EXERCISE GOAL | Format these lines as a JSON list of strings with one string per line, leaving out any blank lines.

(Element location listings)
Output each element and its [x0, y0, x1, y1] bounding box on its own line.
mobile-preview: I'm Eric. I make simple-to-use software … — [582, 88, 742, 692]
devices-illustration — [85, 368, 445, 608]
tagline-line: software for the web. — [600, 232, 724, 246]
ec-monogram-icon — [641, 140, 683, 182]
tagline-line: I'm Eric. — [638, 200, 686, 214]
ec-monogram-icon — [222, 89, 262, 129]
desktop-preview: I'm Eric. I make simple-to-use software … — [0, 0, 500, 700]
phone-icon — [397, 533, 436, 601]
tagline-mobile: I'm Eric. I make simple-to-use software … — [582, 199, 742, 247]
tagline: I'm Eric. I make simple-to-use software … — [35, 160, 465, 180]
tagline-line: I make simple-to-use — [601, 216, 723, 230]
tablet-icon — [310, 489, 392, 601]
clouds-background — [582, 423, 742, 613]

WRITTEN ANSWER |
[
  "Output each element and its [x0, y0, x1, y1] bounding box on its own line.",
  "mobile-preview: I'm Eric. I make simple-to-use software … — [582, 88, 742, 692]",
  "devices-illustration — [85, 368, 445, 608]",
  "tagline-line: software for the web. — [600, 232, 724, 246]",
  "ec-monogram-icon — [641, 140, 683, 182]",
  "tagline-line: I'm Eric. — [638, 200, 686, 214]",
  "ec-monogram-icon — [222, 89, 262, 129]",
  "desktop-preview: I'm Eric. I make simple-to-use software … — [0, 0, 500, 700]",
  "phone-icon — [397, 533, 436, 601]",
  "tagline-mobile: I'm Eric. I make simple-to-use software … — [582, 199, 742, 247]",
  "tagline: I'm Eric. I make simple-to-use software … — [35, 160, 465, 180]",
  "tagline-line: I make simple-to-use — [601, 216, 723, 230]",
  "tablet-icon — [310, 489, 392, 601]",
  "clouds-background — [582, 423, 742, 613]"
]